--- start ---
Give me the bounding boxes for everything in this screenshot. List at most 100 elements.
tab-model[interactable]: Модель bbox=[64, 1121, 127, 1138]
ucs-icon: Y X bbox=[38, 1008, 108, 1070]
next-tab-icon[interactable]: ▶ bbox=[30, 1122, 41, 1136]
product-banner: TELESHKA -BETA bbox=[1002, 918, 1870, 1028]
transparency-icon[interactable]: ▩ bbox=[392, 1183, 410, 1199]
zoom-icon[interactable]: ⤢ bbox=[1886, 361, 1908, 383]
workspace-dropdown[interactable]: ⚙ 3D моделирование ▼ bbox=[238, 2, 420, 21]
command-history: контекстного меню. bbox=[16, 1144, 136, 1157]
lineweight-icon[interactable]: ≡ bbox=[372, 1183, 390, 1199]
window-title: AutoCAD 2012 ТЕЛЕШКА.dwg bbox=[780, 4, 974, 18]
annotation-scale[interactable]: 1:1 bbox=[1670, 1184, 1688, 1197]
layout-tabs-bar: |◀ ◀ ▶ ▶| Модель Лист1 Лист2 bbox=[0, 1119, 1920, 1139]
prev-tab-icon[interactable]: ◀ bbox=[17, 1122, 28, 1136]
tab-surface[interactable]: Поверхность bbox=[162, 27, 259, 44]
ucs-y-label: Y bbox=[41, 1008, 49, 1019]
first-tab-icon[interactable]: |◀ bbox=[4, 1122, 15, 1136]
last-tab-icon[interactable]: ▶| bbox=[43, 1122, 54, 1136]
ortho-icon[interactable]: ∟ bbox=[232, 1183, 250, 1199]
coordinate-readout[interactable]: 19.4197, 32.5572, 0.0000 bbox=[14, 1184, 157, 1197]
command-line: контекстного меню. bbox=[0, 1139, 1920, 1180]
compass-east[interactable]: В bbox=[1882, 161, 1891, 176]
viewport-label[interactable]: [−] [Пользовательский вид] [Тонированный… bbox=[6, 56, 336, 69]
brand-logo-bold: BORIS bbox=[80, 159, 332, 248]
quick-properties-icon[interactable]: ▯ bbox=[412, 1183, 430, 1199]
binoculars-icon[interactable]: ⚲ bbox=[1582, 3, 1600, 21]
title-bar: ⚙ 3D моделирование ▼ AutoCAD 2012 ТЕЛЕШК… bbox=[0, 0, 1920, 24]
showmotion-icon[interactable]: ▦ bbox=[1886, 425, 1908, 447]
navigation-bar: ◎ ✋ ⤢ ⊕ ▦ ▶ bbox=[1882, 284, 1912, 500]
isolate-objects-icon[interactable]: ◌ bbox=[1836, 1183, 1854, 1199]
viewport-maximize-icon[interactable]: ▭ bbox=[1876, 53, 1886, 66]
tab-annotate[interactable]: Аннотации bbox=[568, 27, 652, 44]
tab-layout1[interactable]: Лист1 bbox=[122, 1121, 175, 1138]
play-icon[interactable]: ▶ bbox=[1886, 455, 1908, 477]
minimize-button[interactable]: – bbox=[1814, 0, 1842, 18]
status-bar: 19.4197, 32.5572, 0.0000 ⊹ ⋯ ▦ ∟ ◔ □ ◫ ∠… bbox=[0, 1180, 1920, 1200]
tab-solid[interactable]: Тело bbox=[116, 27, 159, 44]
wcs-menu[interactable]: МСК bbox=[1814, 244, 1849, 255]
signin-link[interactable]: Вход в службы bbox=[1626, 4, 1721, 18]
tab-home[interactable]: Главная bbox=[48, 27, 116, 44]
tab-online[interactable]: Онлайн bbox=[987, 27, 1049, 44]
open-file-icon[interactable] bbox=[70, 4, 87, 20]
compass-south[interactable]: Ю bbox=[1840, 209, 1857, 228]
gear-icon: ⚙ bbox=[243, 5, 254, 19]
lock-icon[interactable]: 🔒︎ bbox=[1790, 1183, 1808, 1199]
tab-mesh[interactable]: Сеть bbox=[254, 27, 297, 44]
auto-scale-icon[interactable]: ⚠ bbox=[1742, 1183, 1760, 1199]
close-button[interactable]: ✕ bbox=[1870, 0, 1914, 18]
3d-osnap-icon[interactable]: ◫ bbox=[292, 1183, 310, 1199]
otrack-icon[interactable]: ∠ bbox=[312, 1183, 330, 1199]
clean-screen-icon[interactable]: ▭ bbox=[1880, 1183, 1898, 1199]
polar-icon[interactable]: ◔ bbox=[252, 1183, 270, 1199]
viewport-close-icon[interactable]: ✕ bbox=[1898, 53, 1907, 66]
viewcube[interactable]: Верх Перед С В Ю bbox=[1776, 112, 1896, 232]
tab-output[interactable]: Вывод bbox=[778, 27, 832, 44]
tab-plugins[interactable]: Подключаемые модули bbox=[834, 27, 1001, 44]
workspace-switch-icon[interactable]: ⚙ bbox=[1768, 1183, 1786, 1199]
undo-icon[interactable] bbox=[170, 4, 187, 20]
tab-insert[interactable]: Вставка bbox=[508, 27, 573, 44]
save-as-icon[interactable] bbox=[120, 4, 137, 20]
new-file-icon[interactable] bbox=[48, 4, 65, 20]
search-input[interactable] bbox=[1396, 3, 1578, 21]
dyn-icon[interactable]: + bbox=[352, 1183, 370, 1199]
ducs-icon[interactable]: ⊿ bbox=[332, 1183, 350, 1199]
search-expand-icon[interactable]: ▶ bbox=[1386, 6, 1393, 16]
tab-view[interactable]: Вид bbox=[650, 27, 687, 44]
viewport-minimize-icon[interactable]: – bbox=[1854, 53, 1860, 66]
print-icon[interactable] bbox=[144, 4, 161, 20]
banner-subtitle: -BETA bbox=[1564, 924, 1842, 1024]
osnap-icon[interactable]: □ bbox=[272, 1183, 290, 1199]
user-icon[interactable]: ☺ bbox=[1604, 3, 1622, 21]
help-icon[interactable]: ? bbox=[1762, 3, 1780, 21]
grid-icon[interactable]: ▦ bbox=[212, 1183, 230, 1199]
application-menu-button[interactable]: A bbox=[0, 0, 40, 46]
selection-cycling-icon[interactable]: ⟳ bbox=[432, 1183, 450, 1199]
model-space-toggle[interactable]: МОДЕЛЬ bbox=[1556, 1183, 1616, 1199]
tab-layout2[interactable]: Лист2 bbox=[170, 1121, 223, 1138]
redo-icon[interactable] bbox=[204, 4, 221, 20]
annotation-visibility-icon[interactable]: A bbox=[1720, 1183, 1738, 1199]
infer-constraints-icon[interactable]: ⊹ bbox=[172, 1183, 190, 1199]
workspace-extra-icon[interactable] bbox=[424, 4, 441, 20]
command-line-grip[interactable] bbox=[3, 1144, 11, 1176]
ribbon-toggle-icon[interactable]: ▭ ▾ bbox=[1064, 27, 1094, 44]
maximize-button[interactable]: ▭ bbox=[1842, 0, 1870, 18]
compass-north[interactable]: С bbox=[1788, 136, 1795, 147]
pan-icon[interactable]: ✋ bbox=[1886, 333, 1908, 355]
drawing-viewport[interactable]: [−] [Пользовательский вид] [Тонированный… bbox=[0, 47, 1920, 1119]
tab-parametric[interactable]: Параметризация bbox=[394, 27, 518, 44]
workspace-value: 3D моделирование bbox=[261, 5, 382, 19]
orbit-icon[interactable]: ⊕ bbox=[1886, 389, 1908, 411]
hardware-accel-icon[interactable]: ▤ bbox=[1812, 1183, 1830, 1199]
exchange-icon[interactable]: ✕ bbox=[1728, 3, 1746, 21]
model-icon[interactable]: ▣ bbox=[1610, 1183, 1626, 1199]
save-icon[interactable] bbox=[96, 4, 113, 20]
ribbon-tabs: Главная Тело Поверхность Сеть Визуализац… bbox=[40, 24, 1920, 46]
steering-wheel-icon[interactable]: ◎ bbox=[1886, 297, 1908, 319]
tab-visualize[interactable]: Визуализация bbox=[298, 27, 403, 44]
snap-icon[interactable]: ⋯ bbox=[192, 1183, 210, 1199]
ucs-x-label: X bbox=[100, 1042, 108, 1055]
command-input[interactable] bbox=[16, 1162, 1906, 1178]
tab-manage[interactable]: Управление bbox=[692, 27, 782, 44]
--- end ---
Count how many lines in the rows above contain the string "Пользовательский". Reply with the number only.

Worked solution: 2